Entries taken from a collection:
--- BEGIN ---

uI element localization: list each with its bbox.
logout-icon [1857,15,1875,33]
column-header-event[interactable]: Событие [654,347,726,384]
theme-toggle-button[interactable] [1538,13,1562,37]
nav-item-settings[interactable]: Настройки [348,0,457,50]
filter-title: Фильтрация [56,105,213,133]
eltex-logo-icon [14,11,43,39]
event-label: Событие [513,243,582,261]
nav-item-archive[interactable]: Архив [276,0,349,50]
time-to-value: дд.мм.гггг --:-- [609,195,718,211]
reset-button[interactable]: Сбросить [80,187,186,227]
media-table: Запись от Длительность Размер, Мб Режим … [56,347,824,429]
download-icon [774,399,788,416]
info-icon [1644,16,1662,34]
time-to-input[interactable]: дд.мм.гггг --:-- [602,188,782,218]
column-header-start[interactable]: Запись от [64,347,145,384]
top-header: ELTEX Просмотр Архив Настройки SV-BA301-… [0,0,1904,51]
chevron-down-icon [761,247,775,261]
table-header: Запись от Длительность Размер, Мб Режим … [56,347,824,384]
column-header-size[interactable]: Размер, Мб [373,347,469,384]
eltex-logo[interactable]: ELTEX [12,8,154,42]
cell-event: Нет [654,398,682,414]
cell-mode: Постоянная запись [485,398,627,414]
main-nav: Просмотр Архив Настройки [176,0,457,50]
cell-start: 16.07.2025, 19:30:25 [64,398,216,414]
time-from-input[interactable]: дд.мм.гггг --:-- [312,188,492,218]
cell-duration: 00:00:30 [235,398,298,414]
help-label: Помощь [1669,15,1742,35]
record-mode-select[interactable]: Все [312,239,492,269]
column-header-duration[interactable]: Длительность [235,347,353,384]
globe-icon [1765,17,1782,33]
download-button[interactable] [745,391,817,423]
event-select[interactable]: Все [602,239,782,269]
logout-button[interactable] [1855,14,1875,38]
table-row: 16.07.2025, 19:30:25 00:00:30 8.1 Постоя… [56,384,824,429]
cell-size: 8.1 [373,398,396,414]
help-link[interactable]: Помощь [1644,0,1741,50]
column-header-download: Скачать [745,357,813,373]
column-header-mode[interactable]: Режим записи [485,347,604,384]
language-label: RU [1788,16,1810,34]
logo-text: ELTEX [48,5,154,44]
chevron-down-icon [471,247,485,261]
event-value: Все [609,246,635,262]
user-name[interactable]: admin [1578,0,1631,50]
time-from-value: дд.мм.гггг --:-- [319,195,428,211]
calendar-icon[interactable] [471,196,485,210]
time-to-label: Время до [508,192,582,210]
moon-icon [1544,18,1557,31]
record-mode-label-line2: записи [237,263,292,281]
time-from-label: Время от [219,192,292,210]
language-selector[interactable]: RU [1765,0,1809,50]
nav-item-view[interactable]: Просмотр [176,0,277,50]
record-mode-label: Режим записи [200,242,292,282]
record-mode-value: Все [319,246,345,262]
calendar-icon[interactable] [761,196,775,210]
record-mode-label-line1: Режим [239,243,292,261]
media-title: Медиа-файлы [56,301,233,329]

--- END ---

What is expected: Reproduce the rows from the start through the line containing "time-to-input[interactable]: дд.мм.гггг --:-- [602,188,782,218]", including both ends.

Answer below:
uI element localization: list each with its bbox.
logout-icon [1857,15,1875,33]
column-header-event[interactable]: Событие [654,347,726,384]
theme-toggle-button[interactable] [1538,13,1562,37]
nav-item-settings[interactable]: Настройки [348,0,457,50]
filter-title: Фильтрация [56,105,213,133]
eltex-logo-icon [14,11,43,39]
event-label: Событие [513,243,582,261]
nav-item-archive[interactable]: Архив [276,0,349,50]
time-to-value: дд.мм.гггг --:-- [609,195,718,211]
reset-button[interactable]: Сбросить [80,187,186,227]
media-table: Запись от Длительность Размер, Мб Режим … [56,347,824,429]
download-icon [774,399,788,416]
info-icon [1644,16,1662,34]
time-to-input[interactable]: дд.мм.гггг --:-- [602,188,782,218]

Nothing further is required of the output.